● SHORT PROBLEM
Return each line holding the string "JSON".

● TASK INPUT
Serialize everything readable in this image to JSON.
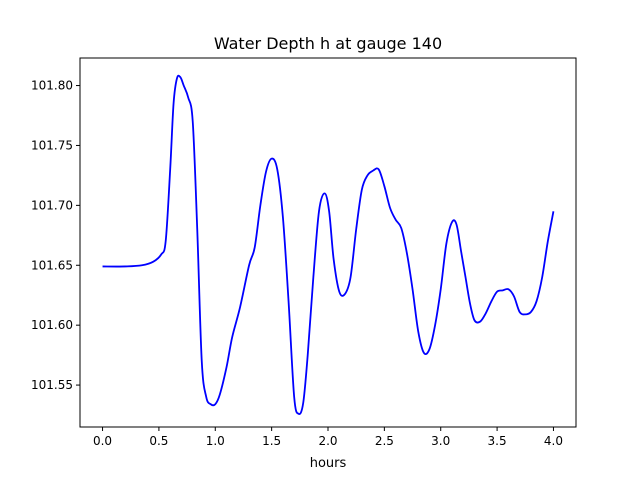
{
  "chart_data": {
    "type": "line",
    "title": "Water Depth h at gauge 140",
    "xlabel": "hours",
    "ylabel": "",
    "xlim": [
      -0.2,
      4.2
    ],
    "ylim": [
      101.515,
      101.823
    ],
    "xticks": [
      0.0,
      0.5,
      1.0,
      1.5,
      2.0,
      2.5,
      3.0,
      3.5,
      4.0
    ],
    "xtick_labels": [
      "0.0",
      "0.5",
      "1.0",
      "1.5",
      "2.0",
      "2.5",
      "3.0",
      "3.5",
      "4.0"
    ],
    "yticks": [
      101.55,
      101.6,
      101.65,
      101.7,
      101.75,
      101.8
    ],
    "ytick_labels": [
      "101.55",
      "101.60",
      "101.65",
      "101.70",
      "101.75",
      "101.80"
    ],
    "grid": false,
    "legend": false,
    "series": [
      {
        "color": "#0000ff",
        "x": [
          0.0,
          0.2,
          0.35,
          0.45,
          0.52,
          0.56,
          0.6,
          0.63,
          0.66,
          0.69,
          0.72,
          0.76,
          0.8,
          0.84,
          0.88,
          0.92,
          0.96,
          1.0,
          1.04,
          1.1,
          1.15,
          1.22,
          1.3,
          1.35,
          1.4,
          1.45,
          1.5,
          1.55,
          1.6,
          1.65,
          1.7,
          1.74,
          1.78,
          1.82,
          1.87,
          1.92,
          1.97,
          2.01,
          2.05,
          2.1,
          2.15,
          2.2,
          2.25,
          2.3,
          2.35,
          2.4,
          2.45,
          2.5,
          2.55,
          2.6,
          2.65,
          2.7,
          2.75,
          2.8,
          2.85,
          2.9,
          2.95,
          3.0,
          3.05,
          3.1,
          3.14,
          3.18,
          3.22,
          3.26,
          3.3,
          3.35,
          3.4,
          3.45,
          3.5,
          3.55,
          3.6,
          3.65,
          3.7,
          3.75,
          3.8,
          3.85,
          3.9,
          3.95,
          4.0
        ],
        "values": [
          101.649,
          101.649,
          101.65,
          101.653,
          101.659,
          101.67,
          101.73,
          101.785,
          101.806,
          101.807,
          101.8,
          101.79,
          101.77,
          101.68,
          101.57,
          101.54,
          101.534,
          101.534,
          101.542,
          101.565,
          101.59,
          101.615,
          101.65,
          101.665,
          101.7,
          101.728,
          101.739,
          101.73,
          101.69,
          101.62,
          101.54,
          101.526,
          101.535,
          101.575,
          101.64,
          101.695,
          101.71,
          101.695,
          101.655,
          101.628,
          101.626,
          101.64,
          101.68,
          101.713,
          101.725,
          101.729,
          101.73,
          101.716,
          101.698,
          101.688,
          101.681,
          101.66,
          101.63,
          101.595,
          101.577,
          101.58,
          101.6,
          101.63,
          101.668,
          101.686,
          101.684,
          101.662,
          101.64,
          101.618,
          101.604,
          101.603,
          101.61,
          101.62,
          101.628,
          101.629,
          101.63,
          101.624,
          101.611,
          101.609,
          101.611,
          101.62,
          101.64,
          101.67,
          101.695
        ]
      }
    ]
  }
}
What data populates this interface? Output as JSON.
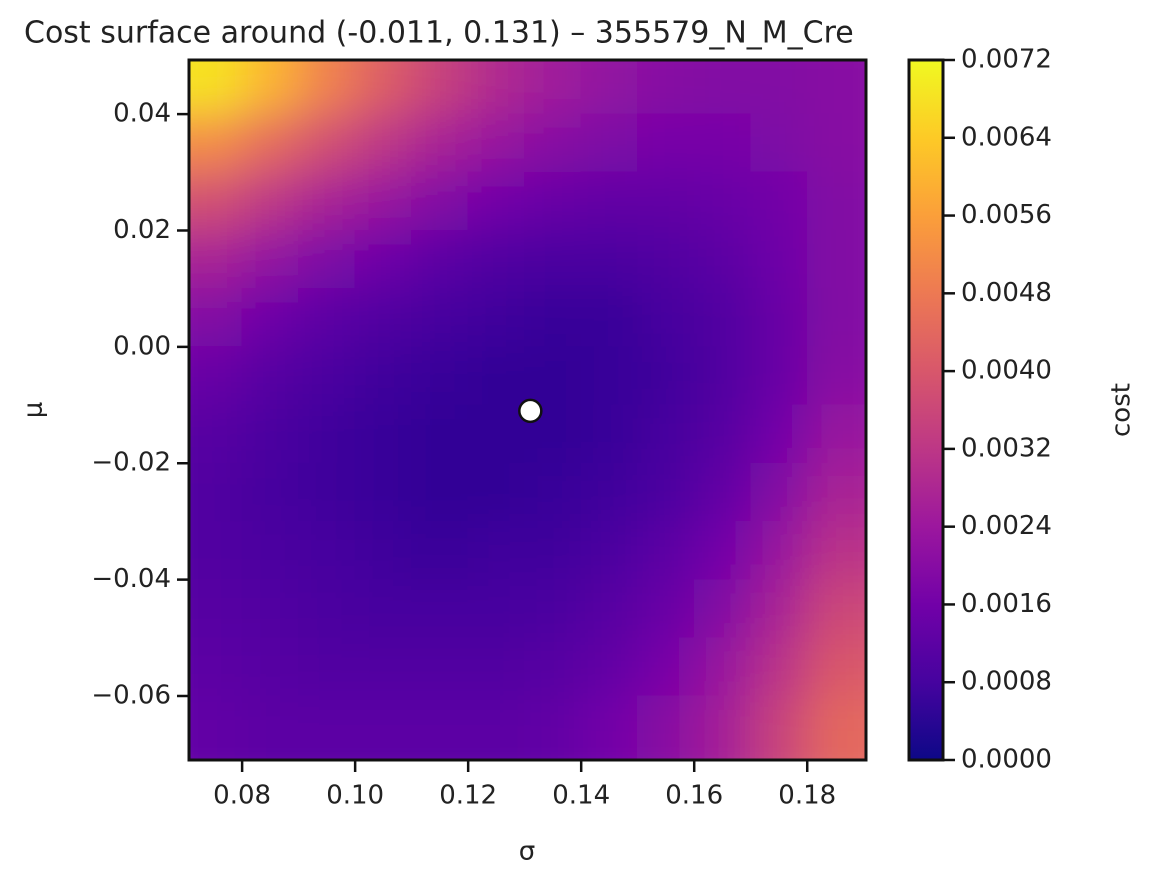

● RESULT BELOW
Serialize everything readable in this image to JSON.
What data populates this interface? Output as JSON.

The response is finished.